Arrange every line of the data below into a Markdown table with the columns Row and Data line, skipping any blank lines.

start TASK INPUT

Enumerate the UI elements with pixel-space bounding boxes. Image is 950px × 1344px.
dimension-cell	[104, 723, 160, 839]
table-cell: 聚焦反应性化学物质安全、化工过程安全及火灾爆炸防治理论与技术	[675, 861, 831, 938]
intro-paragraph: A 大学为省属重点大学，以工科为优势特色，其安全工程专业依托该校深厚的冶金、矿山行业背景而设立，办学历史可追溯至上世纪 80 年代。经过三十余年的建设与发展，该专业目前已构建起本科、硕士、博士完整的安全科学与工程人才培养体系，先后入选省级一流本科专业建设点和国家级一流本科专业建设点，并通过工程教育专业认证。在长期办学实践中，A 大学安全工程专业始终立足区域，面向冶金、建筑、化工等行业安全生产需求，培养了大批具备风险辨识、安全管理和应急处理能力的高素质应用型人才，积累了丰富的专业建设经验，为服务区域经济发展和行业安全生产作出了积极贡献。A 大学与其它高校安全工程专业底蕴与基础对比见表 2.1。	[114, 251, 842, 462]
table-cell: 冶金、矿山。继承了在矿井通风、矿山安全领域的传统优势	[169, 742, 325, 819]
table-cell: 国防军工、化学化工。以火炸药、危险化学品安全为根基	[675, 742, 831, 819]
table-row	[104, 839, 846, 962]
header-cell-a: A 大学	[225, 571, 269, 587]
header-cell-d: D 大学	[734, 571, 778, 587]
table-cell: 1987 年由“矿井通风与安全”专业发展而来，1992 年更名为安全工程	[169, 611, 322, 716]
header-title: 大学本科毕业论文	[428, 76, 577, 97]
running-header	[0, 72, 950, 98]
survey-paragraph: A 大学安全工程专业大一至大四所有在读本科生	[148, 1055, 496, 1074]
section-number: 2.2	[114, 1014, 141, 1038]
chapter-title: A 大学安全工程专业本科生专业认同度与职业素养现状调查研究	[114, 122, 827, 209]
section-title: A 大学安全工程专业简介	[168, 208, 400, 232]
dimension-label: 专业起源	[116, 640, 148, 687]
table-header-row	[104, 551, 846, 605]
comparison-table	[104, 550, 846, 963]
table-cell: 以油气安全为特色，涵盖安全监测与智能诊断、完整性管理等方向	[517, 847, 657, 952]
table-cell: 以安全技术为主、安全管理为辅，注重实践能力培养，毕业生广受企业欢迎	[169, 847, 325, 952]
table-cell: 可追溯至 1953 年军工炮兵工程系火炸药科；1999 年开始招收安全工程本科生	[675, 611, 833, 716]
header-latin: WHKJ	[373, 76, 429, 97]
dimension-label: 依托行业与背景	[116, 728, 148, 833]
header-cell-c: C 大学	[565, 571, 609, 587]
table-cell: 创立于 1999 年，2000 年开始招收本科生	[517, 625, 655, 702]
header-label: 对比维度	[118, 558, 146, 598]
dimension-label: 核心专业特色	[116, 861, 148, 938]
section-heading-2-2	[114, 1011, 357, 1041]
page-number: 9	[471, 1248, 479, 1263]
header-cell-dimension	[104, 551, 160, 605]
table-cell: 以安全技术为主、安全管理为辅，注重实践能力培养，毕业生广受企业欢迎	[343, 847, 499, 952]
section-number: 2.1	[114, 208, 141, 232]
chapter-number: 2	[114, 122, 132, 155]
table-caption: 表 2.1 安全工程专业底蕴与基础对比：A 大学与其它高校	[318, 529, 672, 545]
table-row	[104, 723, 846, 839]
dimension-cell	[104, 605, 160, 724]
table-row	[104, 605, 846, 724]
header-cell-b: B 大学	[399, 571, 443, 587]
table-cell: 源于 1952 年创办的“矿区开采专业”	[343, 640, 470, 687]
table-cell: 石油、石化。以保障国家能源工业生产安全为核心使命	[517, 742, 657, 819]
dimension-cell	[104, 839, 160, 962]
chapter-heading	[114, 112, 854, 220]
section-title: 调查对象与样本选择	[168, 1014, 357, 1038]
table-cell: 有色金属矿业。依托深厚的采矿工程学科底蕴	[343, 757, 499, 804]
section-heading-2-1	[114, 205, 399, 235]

end TASK INPUT

■ RESPONSE TO THIS EXERCISE ■
| Row | Data line |
|---|---|
| 1 | Enumerate the UI elements with pixel-space bounding boxes. Image is 950px × 1344px. |
| 2 | dimension-cell	[104, 723, 160, 839] |
| 3 | table-cell: 聚焦反应性化学物质安全、化工过程安全及火灾爆炸防治理论与技术	[675, 861, 831, 938] |
| 4 | intro-paragraph: A 大学为省属重点大学，以工科为优势特色，其安全工程专业依托该校深厚的冶金、矿山行业背景而设立，办学历史可追溯至上世纪 80 年代。经过三十余年的建设与发展，该专业目前已构建起本科、硕士、博士完整的安全科学与工程人才培养体系，先后入选省级一流本科专业建设点和国家级一流本科专业建设点，并通过工程教育专业认证。在长期办学实践中，A 大学安全工程专业始终立足区域，面向冶金、建筑、化工等行业安全生产需求，培养了大批具备风险辨识、安全管理和应急处理能力的高素质应用型人才，积累了丰富的专业建设经验，为服务区域经济发展和行业安全生产作出了积极贡献。A 大学与其它高校安全工程专业底蕴与基础对比见表 2.1。	[114, 251, 842, 462] |
| 5 | table-cell: 冶金、矿山。继承了在矿井通风、矿山安全领域的传统优势	[169, 742, 325, 819] |
| 6 | table-cell: 国防军工、化学化工。以火炸药、危险化学品安全为根基	[675, 742, 831, 819] |
| 7 | table-row	[104, 839, 846, 962] |
| 8 | header-cell-a: A 大学	[225, 571, 269, 587] |
| 9 | header-cell-d: D 大学	[734, 571, 778, 587] |
| 10 | table-cell: 1987 年由“矿井通风与安全”专业发展而来，1992 年更名为安全工程	[169, 611, 322, 716] |
| 11 | header-title: 大学本科毕业论文	[428, 76, 577, 97] |
| 12 | running-header	[0, 72, 950, 98] |
| 13 | survey-paragraph: A 大学安全工程专业大一至大四所有在读本科生	[148, 1055, 496, 1074] |
| 14 | section-number: 2.2	[114, 1014, 141, 1038] |
| 15 | chapter-title: A 大学安全工程专业本科生专业认同度与职业素养现状调查研究	[114, 122, 827, 209] |
| 16 | section-title: A 大学安全工程专业简介	[168, 208, 400, 232] |
| 17 | dimension-label: 专业起源	[116, 640, 148, 687] |
| 18 | table-header-row	[104, 551, 846, 605] |
| 19 | comparison-table	[104, 550, 846, 963] |
| 20 | table-cell: 以油气安全为特色，涵盖安全监测与智能诊断、完整性管理等方向	[517, 847, 657, 952] |
| 21 | table-cell: 以安全技术为主、安全管理为辅，注重实践能力培养，毕业生广受企业欢迎	[169, 847, 325, 952] |
| 22 | table-cell: 可追溯至 1953 年军工炮兵工程系火炸药科；1999 年开始招收安全工程本科生	[675, 611, 833, 716] |
| 23 | header-latin: WHKJ	[373, 76, 429, 97] |
| 24 | dimension-label: 依托行业与背景	[116, 728, 148, 833] |
| 25 | header-cell-c: C 大学	[565, 571, 609, 587] |
| 26 | table-cell: 创立于 1999 年，2000 年开始招收本科生	[517, 625, 655, 702] |
| 27 | header-label: 对比维度	[118, 558, 146, 598] |
| 28 | dimension-label: 核心专业特色	[116, 861, 148, 938] |
| 29 | section-heading-2-2	[114, 1011, 357, 1041] |
| 30 | page-number: 9	[471, 1248, 479, 1263] |
| 31 | header-cell-dimension	[104, 551, 160, 605] |
| 32 | table-cell: 以安全技术为主、安全管理为辅，注重实践能力培养，毕业生广受企业欢迎	[343, 847, 499, 952] |
| 33 | section-number: 2.1	[114, 208, 141, 232] |
| 34 | chapter-number: 2	[114, 122, 132, 155] |
| 35 | table-caption: 表 2.1 安全工程专业底蕴与基础对比：A 大学与其它高校	[318, 529, 672, 545] |
| 36 | table-row	[104, 723, 846, 839] |
| 37 | dimension-cell	[104, 605, 160, 724] |
| 38 | table-row	[104, 605, 846, 724] |
| 39 | header-cell-b: B 大学	[399, 571, 443, 587] |
| 40 | table-cell: 源于 1952 年创办的“矿区开采专业”	[343, 640, 470, 687] |
| 41 | table-cell: 石油、石化。以保障国家能源工业生产安全为核心使命	[517, 742, 657, 819] |
| 42 | dimension-cell	[104, 839, 160, 962] |
| 43 | chapter-heading	[114, 112, 854, 220] |
| 44 | section-title: 调查对象与样本选择	[168, 1014, 357, 1038] |
| 45 | table-cell: 有色金属矿业。依托深厚的采矿工程学科底蕴	[343, 757, 499, 804] |
| 46 | section-heading-2-1	[114, 205, 399, 235] |